_Exercise description_.
In the data below, locate each line with the word "title" and list it.

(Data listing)

————————

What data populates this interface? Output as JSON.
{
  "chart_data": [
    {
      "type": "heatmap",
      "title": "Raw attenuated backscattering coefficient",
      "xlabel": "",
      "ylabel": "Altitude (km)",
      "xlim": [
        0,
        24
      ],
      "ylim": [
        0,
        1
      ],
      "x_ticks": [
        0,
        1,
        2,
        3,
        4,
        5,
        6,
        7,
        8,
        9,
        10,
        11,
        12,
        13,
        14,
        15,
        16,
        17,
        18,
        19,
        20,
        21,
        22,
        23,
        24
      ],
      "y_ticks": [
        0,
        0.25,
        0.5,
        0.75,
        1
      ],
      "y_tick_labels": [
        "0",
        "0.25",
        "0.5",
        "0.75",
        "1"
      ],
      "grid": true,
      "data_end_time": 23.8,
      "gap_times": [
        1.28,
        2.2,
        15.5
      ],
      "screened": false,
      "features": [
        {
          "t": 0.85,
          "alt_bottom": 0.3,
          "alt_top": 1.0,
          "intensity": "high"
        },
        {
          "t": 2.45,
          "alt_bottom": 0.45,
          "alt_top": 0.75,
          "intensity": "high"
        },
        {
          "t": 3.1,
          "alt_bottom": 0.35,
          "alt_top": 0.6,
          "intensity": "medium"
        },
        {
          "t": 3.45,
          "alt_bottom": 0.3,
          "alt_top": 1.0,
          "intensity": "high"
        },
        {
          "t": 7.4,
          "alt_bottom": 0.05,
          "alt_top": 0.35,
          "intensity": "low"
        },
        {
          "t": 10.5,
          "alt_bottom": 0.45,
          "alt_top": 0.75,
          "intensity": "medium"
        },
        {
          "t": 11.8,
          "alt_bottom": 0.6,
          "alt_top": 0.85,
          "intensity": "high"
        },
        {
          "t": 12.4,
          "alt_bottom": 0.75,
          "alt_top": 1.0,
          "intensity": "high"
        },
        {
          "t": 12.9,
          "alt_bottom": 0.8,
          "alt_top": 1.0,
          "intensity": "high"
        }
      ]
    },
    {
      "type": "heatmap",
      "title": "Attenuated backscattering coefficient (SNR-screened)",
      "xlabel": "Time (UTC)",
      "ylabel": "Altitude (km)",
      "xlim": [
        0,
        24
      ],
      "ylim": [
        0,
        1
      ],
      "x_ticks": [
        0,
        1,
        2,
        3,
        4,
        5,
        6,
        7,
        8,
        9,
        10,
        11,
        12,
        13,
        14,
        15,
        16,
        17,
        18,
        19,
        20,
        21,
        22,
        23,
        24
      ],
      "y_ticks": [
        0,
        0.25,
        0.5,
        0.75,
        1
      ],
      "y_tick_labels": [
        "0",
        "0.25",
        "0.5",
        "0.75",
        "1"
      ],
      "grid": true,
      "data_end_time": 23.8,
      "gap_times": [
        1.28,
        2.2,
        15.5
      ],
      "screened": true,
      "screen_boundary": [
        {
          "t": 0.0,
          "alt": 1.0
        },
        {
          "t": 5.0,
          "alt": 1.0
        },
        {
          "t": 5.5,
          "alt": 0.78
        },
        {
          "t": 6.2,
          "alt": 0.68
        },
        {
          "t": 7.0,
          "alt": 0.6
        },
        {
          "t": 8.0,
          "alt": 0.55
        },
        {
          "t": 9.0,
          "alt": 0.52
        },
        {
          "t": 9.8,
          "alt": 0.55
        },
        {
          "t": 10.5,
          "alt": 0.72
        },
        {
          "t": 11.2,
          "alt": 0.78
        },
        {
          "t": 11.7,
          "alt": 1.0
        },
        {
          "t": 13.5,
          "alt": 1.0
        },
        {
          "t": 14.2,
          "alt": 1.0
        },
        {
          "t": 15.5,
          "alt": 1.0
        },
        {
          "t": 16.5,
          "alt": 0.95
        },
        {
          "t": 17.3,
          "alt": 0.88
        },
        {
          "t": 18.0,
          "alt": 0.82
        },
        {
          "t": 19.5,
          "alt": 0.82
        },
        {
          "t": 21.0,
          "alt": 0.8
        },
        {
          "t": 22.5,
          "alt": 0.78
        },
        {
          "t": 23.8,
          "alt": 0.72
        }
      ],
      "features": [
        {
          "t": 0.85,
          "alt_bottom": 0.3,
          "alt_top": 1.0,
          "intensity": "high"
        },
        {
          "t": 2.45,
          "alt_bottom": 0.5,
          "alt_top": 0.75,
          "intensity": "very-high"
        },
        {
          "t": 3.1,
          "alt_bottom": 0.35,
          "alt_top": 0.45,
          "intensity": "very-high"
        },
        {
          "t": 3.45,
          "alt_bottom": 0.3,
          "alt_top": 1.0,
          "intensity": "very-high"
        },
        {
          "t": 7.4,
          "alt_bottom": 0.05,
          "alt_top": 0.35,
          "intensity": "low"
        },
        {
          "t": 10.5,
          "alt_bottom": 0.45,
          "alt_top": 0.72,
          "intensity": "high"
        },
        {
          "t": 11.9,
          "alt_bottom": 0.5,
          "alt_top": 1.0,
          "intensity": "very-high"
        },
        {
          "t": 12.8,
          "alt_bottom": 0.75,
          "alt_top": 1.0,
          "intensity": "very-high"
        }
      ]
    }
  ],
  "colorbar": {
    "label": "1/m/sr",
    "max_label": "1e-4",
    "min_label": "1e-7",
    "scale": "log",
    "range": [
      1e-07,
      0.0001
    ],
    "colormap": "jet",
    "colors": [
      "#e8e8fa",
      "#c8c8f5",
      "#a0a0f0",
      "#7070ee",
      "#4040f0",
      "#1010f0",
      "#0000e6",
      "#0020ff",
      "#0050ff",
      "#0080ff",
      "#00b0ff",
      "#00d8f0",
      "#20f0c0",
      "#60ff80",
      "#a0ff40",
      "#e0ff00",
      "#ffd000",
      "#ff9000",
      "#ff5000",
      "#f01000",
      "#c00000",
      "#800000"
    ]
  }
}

————————

_Worked solution_.
      "title": "Raw attenuated backscattering coefficient",
      "title": "Attenuated backscattering coefficient (SNR-screened)",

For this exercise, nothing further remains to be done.